### Problem requirements
Copy out all lines with the word "this" in them.

### Data to process
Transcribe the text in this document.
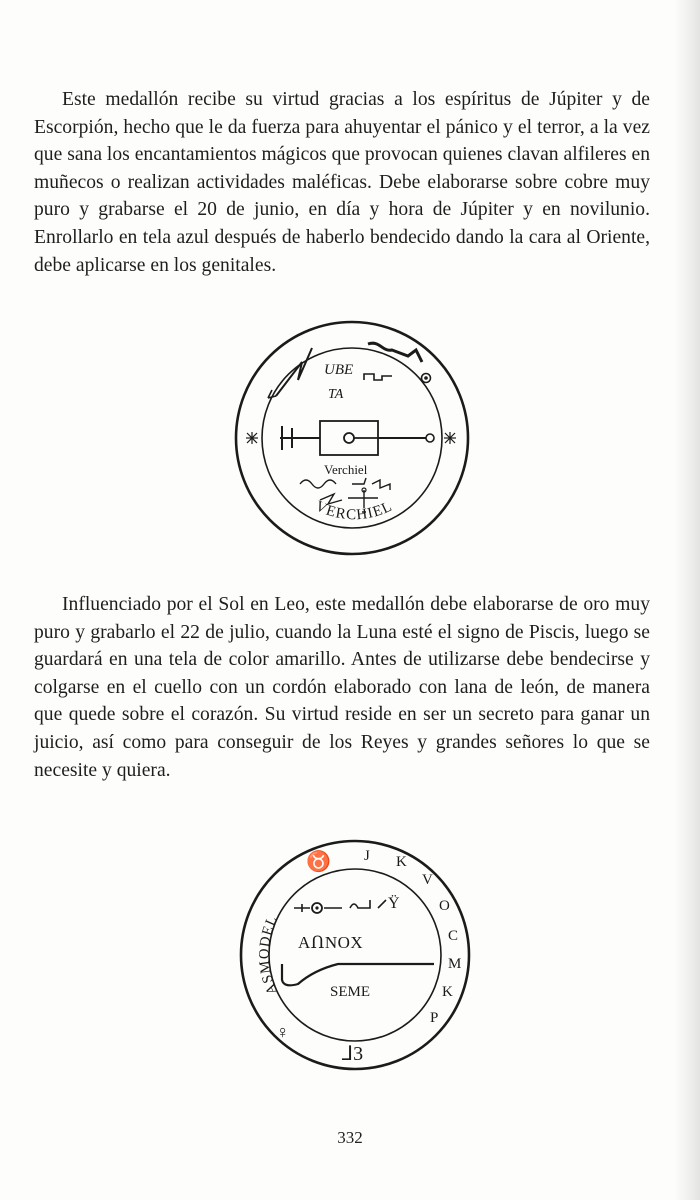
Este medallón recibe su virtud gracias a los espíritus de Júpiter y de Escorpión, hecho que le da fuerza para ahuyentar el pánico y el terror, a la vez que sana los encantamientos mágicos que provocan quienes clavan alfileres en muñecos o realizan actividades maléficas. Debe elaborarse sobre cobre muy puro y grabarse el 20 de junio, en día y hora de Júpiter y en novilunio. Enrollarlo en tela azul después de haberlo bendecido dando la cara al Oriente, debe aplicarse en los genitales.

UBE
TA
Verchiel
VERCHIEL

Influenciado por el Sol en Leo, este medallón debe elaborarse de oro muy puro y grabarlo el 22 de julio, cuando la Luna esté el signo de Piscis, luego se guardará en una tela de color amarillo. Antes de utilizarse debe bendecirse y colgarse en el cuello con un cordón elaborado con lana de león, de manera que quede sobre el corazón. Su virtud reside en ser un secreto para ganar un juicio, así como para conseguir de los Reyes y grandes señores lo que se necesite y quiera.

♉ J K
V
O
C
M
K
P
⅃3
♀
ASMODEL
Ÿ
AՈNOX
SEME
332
* * *
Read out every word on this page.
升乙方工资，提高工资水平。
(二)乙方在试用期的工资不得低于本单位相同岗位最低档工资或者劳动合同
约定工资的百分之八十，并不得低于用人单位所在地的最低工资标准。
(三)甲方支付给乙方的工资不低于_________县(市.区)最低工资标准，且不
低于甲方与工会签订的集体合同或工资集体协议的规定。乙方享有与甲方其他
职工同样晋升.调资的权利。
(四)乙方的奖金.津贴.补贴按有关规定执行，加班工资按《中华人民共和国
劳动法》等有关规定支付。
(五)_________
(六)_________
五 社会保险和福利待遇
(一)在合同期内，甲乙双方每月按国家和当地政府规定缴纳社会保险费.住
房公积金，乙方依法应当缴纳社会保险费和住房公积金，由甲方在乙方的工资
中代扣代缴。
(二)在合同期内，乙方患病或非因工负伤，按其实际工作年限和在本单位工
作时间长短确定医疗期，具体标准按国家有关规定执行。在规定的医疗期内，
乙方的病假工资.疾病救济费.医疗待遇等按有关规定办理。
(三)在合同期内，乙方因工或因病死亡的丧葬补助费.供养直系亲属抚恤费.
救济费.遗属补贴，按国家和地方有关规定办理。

### Result of the exercise
Transcribe the text in this document.
Read out every word on this page.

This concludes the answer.